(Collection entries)
■ ■ ■

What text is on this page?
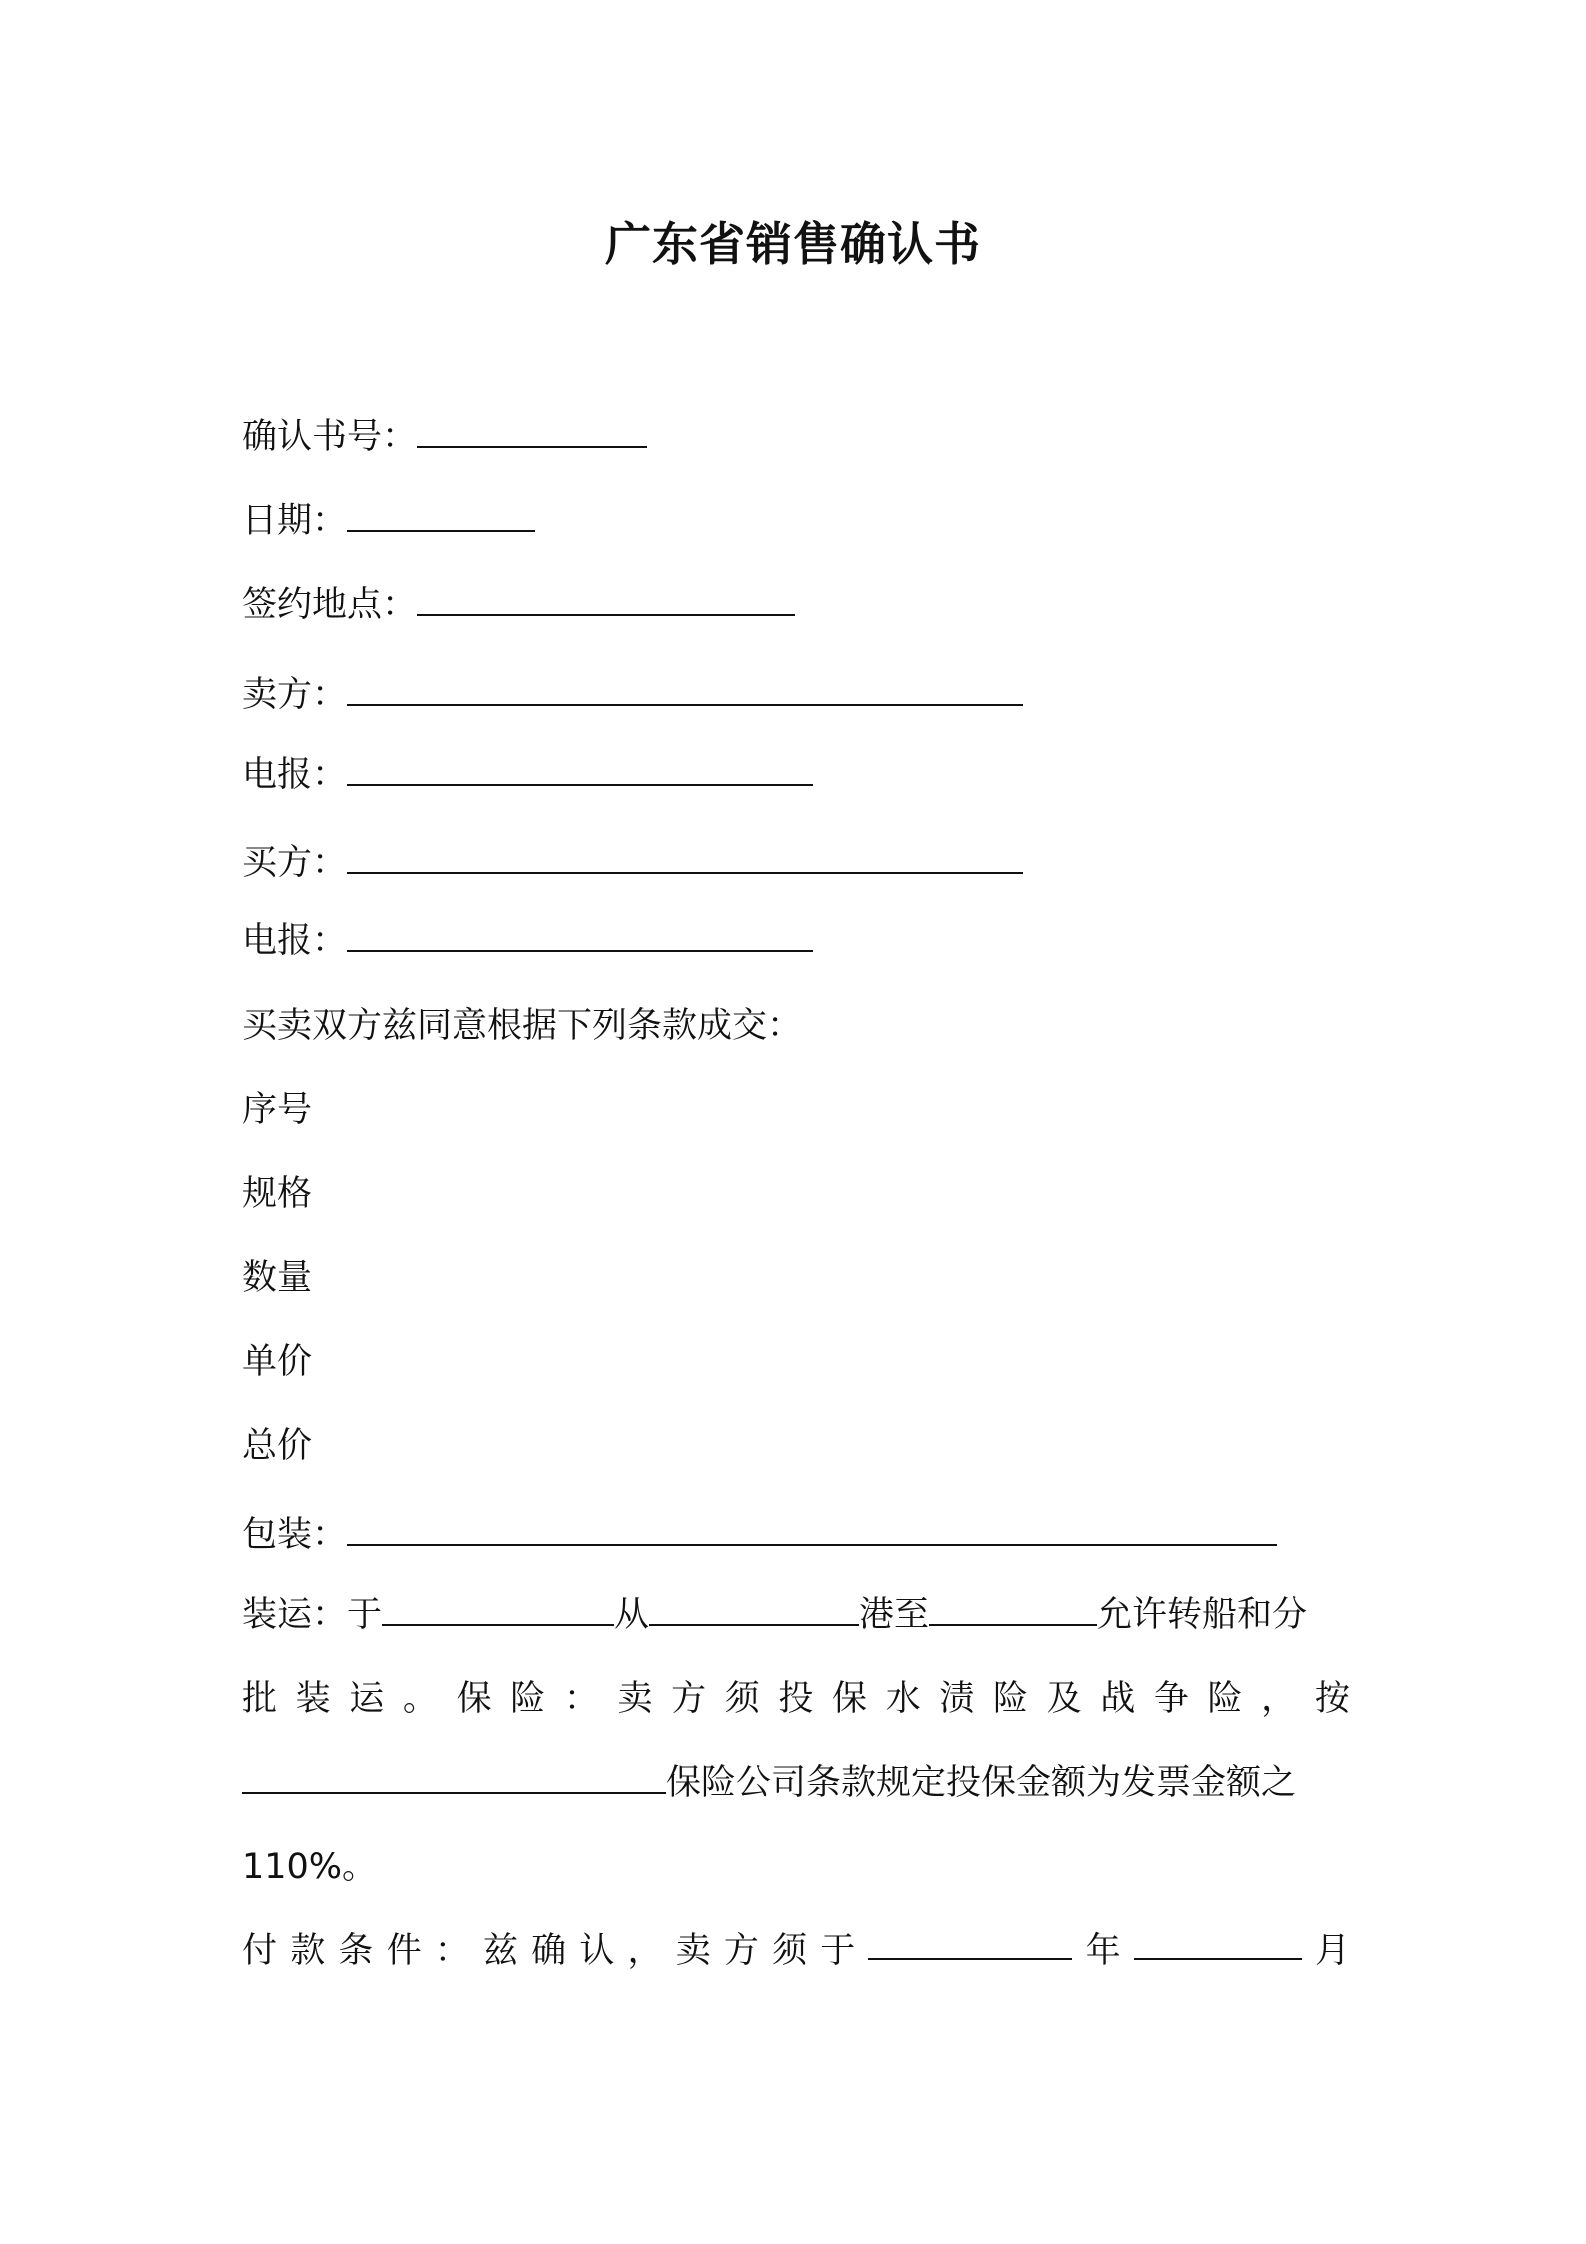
广东省销售确认书
确认书号：
日期：
签约地点：
卖方：
电报：
买方：
电报：
买卖双方兹同意根据下列条款成交：
序号
规格
数量
单价
总价
包装：
装运：于	从	港至	允许转船和分
批 装 运 。 保 险 ： 卖 方 须 投 保 水 渍 险 及 战 争 险 ， 按
保险公司条款规定投保金额为发票金额之
110%。
付 款 条 件 ： 兹 确 认 ， 卖 方 须 于	年	月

■ ■ ■

Written problem →
Every line above should be repeated exactly; pictures stay out of the copy.

Answer to the exercise →
What text is on this page?
广东省销售确认书
确认书号：
日期：
签约地点：
卖方：
电报：
买方：
电报：
买卖双方兹同意根据下列条款成交：
序号
规格
数量
单价
总价
包装：
装运：于	从	港至	允许转船和分
批 装 运 。 保 险 ： 卖 方 须 投 保 水 渍 险 及 战 争 险 ， 按
保险公司条款规定投保金额为发票金额之
110%。
付 款 条 件 ： 兹 确 认 ， 卖 方 须 于	年	月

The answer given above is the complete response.